Socket also identified a weaponized public GitHub Action associated with the campaign that harvests CI/CD secrets and exfiltrates them with DNS fallback. The CI detection is deliberate: the malware checks for environment variables like GITHUB_ACTIONS or CI, and when it detects a CI environment, it bypasses the 48-hour time gate entirely and proceeds directly to full harvesting. CI environments are ephemeral -- if the malware waited, the container would be destroyed before extraction could complete.

What Organizations Should Do Right Now

If any of the 19 identified malicious packages were ever present in your dependency tree, assume compromise. Socket and the broader security community have published the complete list of affected packages and their publisher aliases. Following Socket's disclosure, Cloudflare shut down the Workers infrastructure the attackers were using to receive stolen data, GitHub removed the associated repositories and accounts, and npm deleted the malicious packages from its registry — but not before the worm had already propagated across developer environments.

The immediate remediation steps are straightforward but urgent. Remove any of the listed packages. Rotate all npm and GitHub tokens, CI/CD secrets, and any credentials that may have been present in environment variables or .env files. Review package.json files and lockfiles for unexpected changes. Audit .github/workflows/ directories for workflows you did not create. Check global git configuration for unexpected init.templateDir settings. Inspect AI assistant configuration files for unknown MCP server entries.

• **What you should do**:
Please carry on the npm worm text, picking up right after its final sentence. You will not need the items for any of this work.

• **Recorded information**:
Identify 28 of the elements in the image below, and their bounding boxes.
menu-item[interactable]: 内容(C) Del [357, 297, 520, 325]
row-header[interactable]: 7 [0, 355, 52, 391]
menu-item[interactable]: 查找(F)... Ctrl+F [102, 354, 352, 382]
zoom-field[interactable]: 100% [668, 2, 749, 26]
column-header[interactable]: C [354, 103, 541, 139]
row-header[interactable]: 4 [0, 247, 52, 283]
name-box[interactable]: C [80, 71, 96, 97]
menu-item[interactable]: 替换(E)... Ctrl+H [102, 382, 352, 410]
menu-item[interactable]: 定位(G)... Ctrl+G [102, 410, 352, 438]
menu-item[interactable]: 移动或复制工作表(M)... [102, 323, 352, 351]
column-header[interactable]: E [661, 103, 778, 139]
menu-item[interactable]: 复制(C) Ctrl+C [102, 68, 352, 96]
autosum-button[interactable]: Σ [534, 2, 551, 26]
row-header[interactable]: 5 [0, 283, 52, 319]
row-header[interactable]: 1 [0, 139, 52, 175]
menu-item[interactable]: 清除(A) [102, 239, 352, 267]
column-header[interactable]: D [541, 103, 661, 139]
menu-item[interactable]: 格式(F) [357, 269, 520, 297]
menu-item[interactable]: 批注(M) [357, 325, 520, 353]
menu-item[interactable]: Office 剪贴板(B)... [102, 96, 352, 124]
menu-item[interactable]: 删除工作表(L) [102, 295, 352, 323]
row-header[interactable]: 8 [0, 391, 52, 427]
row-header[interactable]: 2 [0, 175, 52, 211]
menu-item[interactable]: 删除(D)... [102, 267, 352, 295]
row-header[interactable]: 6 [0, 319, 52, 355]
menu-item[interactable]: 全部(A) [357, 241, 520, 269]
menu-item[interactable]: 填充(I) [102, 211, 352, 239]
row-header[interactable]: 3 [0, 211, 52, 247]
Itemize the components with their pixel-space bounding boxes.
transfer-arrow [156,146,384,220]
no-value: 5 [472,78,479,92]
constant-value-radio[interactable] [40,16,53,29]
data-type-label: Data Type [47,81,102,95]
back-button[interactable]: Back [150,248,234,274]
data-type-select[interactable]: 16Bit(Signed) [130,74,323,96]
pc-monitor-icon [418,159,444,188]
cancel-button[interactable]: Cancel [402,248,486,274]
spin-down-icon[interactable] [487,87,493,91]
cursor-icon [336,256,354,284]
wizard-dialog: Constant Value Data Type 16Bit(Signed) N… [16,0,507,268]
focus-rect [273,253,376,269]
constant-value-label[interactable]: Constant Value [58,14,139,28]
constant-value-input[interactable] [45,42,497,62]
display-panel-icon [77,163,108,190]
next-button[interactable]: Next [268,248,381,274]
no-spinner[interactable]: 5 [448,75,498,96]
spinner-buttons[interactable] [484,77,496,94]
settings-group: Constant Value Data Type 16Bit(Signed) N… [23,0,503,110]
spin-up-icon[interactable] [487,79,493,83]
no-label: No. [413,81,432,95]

• **Response**:
For AI tooling specifically, the defensive posture needs to evolve rapidly. Every MCP server installation should be treated as potentially adversarial code. Tool permissions should be audited and minimized. Configuration files for AI assistants should be monitored for unauthorized changes. The rapid adoption of MCP has outpaced security considerations, and the SANDWORM_MODE campaign is an early warning that adversaries have already noticed.

The Bigger Picture: Supply Chains as Battlegrounds

SANDWORM_MODE is not an isolated incident. It is a data point on a trajectory. The Shai-Hulud lineage has demonstrated that npm supply chain worms work, that they can scale to hundreds of thousands of exposed secrets, and that those secrets translate directly into real financial losses. The Trust Wallet heist proved that a supply chain compromise in a developer tool can propagate all the way to end-user wallets. SANDWORM_MODE adds AI toolchain poisoning to the arsenal.

The pattern is escalating. Each iteration adds capabilities. The original Shai-Hulud was a credential harvester with self-propagation. Shai-Hulud 2.0 added scale, destructive wipers, and a dead man switch that would wipe the victim's home directory on authentication failure. Shai-Hulud 3.0, detected in late December 2025, focused on improved string obfuscation, better Windows compatibility, and increased campaign longevity — notably removing the destructive wiper in favor of stealth. SANDWORM_MODE is tracked as a parallel campaign bearing the DNA of all three predecessors while adding capabilities none of them had: MCP injection, multi-channel exfiltration with DNS fallback, git hook persistence, time-gated staging to defeat sandbox analysis, and LLM API key harvesting. Socket noted that several feature flags and guardrails in the code suggest the threat actor is still iterating, with toggles for destructive routines and a dormant polymorphic self-rewriting engine that uses a local Ollama instance to modify variable names, rewrite control flows, and insert decoy code.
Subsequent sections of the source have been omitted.